## start

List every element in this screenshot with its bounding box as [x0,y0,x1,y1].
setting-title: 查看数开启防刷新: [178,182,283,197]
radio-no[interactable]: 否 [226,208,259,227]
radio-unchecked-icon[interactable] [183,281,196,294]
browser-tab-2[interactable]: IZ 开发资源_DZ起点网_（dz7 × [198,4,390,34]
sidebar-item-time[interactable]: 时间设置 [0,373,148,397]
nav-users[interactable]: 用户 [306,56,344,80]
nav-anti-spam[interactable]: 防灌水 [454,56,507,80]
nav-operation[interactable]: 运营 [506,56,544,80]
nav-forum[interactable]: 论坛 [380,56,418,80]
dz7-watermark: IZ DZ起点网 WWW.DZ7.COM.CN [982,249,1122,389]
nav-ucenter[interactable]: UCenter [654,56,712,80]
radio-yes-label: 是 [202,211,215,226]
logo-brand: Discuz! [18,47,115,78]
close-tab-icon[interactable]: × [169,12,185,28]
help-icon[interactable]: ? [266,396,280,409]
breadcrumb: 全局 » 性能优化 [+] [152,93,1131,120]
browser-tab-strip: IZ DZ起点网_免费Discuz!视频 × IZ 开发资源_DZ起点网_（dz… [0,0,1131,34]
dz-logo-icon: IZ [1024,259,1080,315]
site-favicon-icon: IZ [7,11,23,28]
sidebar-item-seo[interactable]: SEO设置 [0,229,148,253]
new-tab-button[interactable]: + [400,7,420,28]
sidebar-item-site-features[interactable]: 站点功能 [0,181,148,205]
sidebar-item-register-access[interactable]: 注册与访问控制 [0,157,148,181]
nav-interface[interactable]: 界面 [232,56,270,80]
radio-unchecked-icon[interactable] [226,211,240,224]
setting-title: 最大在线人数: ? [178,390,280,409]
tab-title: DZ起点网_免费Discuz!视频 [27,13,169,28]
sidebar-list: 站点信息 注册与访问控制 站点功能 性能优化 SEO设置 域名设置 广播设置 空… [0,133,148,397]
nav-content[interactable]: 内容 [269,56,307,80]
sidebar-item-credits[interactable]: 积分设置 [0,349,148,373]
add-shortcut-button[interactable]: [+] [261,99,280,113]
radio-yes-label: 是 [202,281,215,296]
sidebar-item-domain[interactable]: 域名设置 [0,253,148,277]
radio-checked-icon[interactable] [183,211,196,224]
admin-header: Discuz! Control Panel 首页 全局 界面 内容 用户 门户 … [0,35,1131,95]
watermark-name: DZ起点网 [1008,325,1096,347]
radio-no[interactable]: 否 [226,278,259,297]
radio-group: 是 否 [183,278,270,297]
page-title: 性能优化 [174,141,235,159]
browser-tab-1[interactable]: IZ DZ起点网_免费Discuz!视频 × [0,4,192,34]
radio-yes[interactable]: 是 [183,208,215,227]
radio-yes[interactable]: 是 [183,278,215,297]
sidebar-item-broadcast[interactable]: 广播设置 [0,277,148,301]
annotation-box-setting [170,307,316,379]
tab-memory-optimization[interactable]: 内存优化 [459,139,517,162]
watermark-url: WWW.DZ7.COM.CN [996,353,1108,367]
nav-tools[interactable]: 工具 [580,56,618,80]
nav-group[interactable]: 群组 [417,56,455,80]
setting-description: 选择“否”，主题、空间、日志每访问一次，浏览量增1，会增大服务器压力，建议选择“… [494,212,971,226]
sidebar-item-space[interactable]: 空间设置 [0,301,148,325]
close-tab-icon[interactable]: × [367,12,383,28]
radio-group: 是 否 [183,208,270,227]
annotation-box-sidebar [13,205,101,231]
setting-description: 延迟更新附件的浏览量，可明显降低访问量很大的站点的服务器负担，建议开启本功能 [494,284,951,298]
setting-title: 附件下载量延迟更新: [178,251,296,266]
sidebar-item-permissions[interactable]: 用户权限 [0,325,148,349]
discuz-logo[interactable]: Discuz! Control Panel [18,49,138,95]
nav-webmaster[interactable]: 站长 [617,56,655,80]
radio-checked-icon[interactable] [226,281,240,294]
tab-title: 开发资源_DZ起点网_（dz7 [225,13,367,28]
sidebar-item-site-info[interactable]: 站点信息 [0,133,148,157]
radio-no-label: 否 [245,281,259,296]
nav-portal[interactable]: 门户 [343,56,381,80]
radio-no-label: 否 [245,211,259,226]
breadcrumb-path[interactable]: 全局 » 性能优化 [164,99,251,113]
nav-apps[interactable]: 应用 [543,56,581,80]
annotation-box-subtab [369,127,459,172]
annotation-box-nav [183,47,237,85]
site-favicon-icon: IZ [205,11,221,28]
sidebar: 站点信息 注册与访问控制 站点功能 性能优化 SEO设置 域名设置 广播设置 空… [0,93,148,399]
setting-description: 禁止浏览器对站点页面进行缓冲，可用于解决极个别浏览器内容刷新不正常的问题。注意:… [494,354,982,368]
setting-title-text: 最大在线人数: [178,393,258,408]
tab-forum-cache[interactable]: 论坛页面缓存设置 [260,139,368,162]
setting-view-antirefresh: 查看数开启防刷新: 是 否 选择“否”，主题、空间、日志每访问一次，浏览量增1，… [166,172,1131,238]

## end

Rename "annotation-box" to "highlight-frame" throughout the listing above, and reproduce the entire listing with no other alterations.

List every element in this screenshot with its bounding box as [x0,y0,x1,y1].
setting-title: 查看数开启防刷新: [178,182,283,197]
radio-no[interactable]: 否 [226,208,259,227]
radio-unchecked-icon[interactable] [183,281,196,294]
browser-tab-2[interactable]: IZ 开发资源_DZ起点网_（dz7 × [198,4,390,34]
sidebar-item-time[interactable]: 时间设置 [0,373,148,397]
nav-users[interactable]: 用户 [306,56,344,80]
nav-anti-spam[interactable]: 防灌水 [454,56,507,80]
nav-operation[interactable]: 运营 [506,56,544,80]
nav-forum[interactable]: 论坛 [380,56,418,80]
dz7-watermark: IZ DZ起点网 WWW.DZ7.COM.CN [982,249,1122,389]
nav-ucenter[interactable]: UCenter [654,56,712,80]
radio-yes-label: 是 [202,211,215,226]
logo-brand: Discuz! [18,47,115,78]
close-tab-icon[interactable]: × [169,12,185,28]
help-icon[interactable]: ? [266,396,280,409]
breadcrumb: 全局 » 性能优化 [+] [152,93,1131,120]
browser-tab-strip: IZ DZ起点网_免费Discuz!视频 × IZ 开发资源_DZ起点网_（dz… [0,0,1131,34]
dz-logo-icon: IZ [1024,259,1080,315]
site-favicon-icon: IZ [7,11,23,28]
sidebar-item-seo[interactable]: SEO设置 [0,229,148,253]
new-tab-button[interactable]: + [400,7,420,28]
sidebar-item-site-features[interactable]: 站点功能 [0,181,148,205]
sidebar-item-register-access[interactable]: 注册与访问控制 [0,157,148,181]
nav-interface[interactable]: 界面 [232,56,270,80]
radio-unchecked-icon[interactable] [226,211,240,224]
setting-title: 最大在线人数: ? [178,390,280,409]
tab-title: DZ起点网_免费Discuz!视频 [27,13,169,28]
sidebar-list: 站点信息 注册与访问控制 站点功能 性能优化 SEO设置 域名设置 广播设置 空… [0,133,148,397]
nav-content[interactable]: 内容 [269,56,307,80]
sidebar-item-credits[interactable]: 积分设置 [0,349,148,373]
add-shortcut-button[interactable]: [+] [261,99,280,113]
radio-yes-label: 是 [202,281,215,296]
sidebar-item-domain[interactable]: 域名设置 [0,253,148,277]
radio-checked-icon[interactable] [183,211,196,224]
admin-header: Discuz! Control Panel 首页 全局 界面 内容 用户 门户 … [0,35,1131,95]
watermark-name: DZ起点网 [1008,325,1096,347]
radio-no[interactable]: 否 [226,278,259,297]
radio-group: 是 否 [183,278,270,297]
page-title: 性能优化 [174,141,235,159]
browser-tab-1[interactable]: IZ DZ起点网_免费Discuz!视频 × [0,4,192,34]
radio-yes[interactable]: 是 [183,208,215,227]
radio-yes[interactable]: 是 [183,278,215,297]
sidebar-item-broadcast[interactable]: 广播设置 [0,277,148,301]
highlight-frame-setting [170,307,316,379]
tab-memory-optimization[interactable]: 内存优化 [459,139,517,162]
watermark-url: WWW.DZ7.COM.CN [996,353,1108,367]
nav-tools[interactable]: 工具 [580,56,618,80]
nav-group[interactable]: 群组 [417,56,455,80]
setting-description: 选择“否”，主题、空间、日志每访问一次，浏览量增1，会增大服务器压力，建议选择“… [494,212,971,226]
sidebar-item-space[interactable]: 空间设置 [0,301,148,325]
close-tab-icon[interactable]: × [367,12,383,28]
radio-group: 是 否 [183,208,270,227]
highlight-frame-sidebar [13,205,101,231]
setting-description: 延迟更新附件的浏览量，可明显降低访问量很大的站点的服务器负担，建议开启本功能 [494,284,951,298]
setting-title: 附件下载量延迟更新: [178,251,296,266]
sidebar-item-permissions[interactable]: 用户权限 [0,325,148,349]
discuz-logo[interactable]: Discuz! Control Panel [18,49,138,95]
nav-webmaster[interactable]: 站长 [617,56,655,80]
radio-checked-icon[interactable] [226,281,240,294]
tab-title: 开发资源_DZ起点网_（dz7 [225,13,367,28]
sidebar-item-site-info[interactable]: 站点信息 [0,133,148,157]
radio-no-label: 否 [245,281,259,296]
nav-portal[interactable]: 门户 [343,56,381,80]
radio-no-label: 否 [245,211,259,226]
breadcrumb-path[interactable]: 全局 » 性能优化 [164,99,251,113]
nav-apps[interactable]: 应用 [543,56,581,80]
highlight-frame-subtab [369,127,459,172]
highlight-frame-nav [183,47,237,85]
site-favicon-icon: IZ [205,11,221,28]
sidebar: 站点信息 注册与访问控制 站点功能 性能优化 SEO设置 域名设置 广播设置 空… [0,93,148,399]
setting-description: 禁止浏览器对站点页面进行缓冲，可用于解决极个别浏览器内容刷新不正常的问题。注意:… [494,354,982,368]
setting-title-text: 最大在线人数: [178,393,258,408]
tab-forum-cache[interactable]: 论坛页面缓存设置 [260,139,368,162]
setting-view-antirefresh: 查看数开启防刷新: 是 否 选择“否”，主题、空间、日志每访问一次，浏览量增1，… [166,172,1131,238]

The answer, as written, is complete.